* _TASK BRIEF_
Of the lines listed below, how many contain the string "every"? Answer with the number alone.

Entries taken from a collection
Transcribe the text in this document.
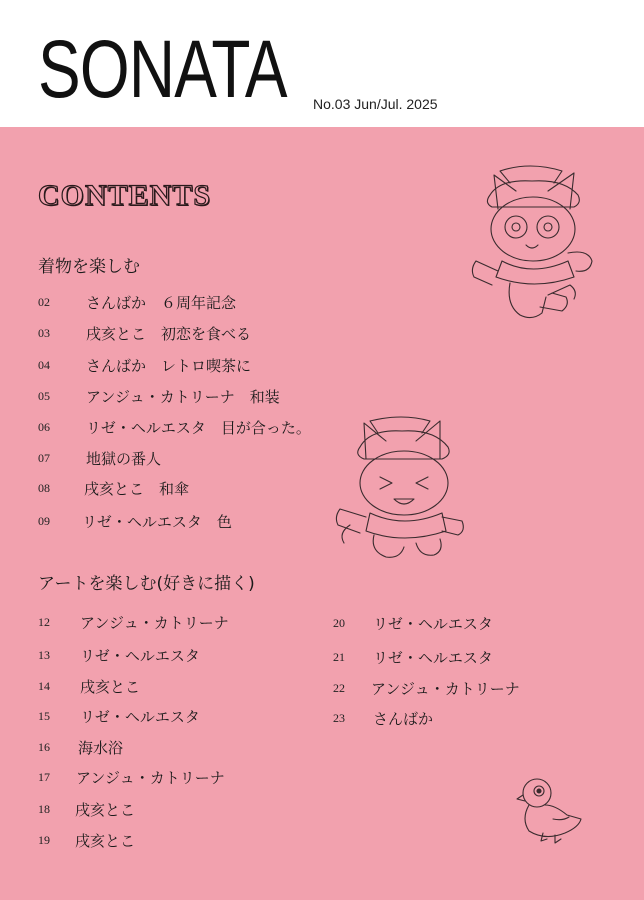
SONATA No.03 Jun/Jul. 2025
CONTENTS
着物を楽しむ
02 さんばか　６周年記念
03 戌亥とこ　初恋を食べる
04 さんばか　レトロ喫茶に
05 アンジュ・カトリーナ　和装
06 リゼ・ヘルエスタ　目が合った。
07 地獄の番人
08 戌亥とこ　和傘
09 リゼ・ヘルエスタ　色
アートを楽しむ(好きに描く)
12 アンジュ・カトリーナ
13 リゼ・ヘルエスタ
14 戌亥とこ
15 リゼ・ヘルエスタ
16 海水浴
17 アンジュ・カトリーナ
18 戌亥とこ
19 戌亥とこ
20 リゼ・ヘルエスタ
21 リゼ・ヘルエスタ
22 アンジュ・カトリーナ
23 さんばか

--

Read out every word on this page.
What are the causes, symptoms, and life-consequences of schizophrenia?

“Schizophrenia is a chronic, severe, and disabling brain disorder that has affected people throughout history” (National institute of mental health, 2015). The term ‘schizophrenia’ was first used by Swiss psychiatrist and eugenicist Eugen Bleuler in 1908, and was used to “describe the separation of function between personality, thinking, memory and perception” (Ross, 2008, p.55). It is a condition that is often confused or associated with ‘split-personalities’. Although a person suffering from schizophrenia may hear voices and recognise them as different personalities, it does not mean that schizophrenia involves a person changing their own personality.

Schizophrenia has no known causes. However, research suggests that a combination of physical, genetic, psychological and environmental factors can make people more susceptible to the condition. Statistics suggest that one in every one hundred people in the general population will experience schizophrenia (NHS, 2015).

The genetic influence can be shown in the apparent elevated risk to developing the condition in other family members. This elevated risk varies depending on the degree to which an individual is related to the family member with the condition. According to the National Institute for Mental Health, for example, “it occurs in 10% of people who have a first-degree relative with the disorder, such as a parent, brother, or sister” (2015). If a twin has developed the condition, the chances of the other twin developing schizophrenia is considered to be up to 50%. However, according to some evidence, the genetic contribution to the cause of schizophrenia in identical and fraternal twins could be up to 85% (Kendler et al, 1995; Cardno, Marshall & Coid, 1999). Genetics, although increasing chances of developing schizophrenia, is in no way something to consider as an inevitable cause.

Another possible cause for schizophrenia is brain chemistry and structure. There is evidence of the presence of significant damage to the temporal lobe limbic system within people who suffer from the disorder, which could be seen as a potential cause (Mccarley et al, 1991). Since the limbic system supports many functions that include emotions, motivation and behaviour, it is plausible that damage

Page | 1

* _SOLUTION_
2